_TASK DESCRIPTION_. In your copy, include every line of the listing below exactly but none of the pictures.

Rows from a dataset
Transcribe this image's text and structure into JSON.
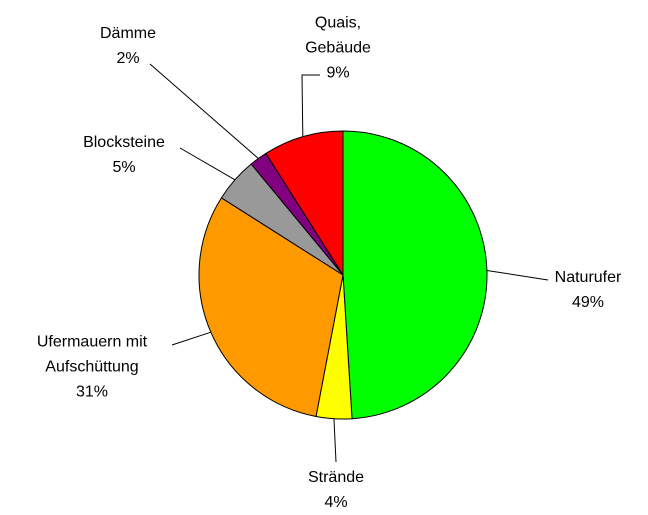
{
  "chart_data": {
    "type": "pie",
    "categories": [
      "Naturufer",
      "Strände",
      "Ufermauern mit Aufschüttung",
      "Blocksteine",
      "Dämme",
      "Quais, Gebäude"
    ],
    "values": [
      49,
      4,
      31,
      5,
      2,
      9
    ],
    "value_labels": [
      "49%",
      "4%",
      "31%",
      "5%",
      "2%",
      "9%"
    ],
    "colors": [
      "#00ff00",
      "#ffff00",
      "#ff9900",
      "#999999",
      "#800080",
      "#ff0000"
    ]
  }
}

_RESULT OF THIS EXERCISE_.
Transcribe this image's text and structure into JSON.
{
  "chart_data": {
    "type": "pie",
    "categories": [
      "Naturufer",
      "Strände",
      "Ufermauern mit Aufschüttung",
      "Blocksteine",
      "Dämme",
      "Quais, Gebäude"
    ],
    "values": [
      49,
      4,
      31,
      5,
      2,
      9
    ],
    "value_labels": [
      "49%",
      "4%",
      "31%",
      "5%",
      "2%",
      "9%"
    ],
    "colors": [
      "#00ff00",
      "#ffff00",
      "#ff9900",
      "#999999",
      "#800080",
      "#ff0000"
    ]
  }
}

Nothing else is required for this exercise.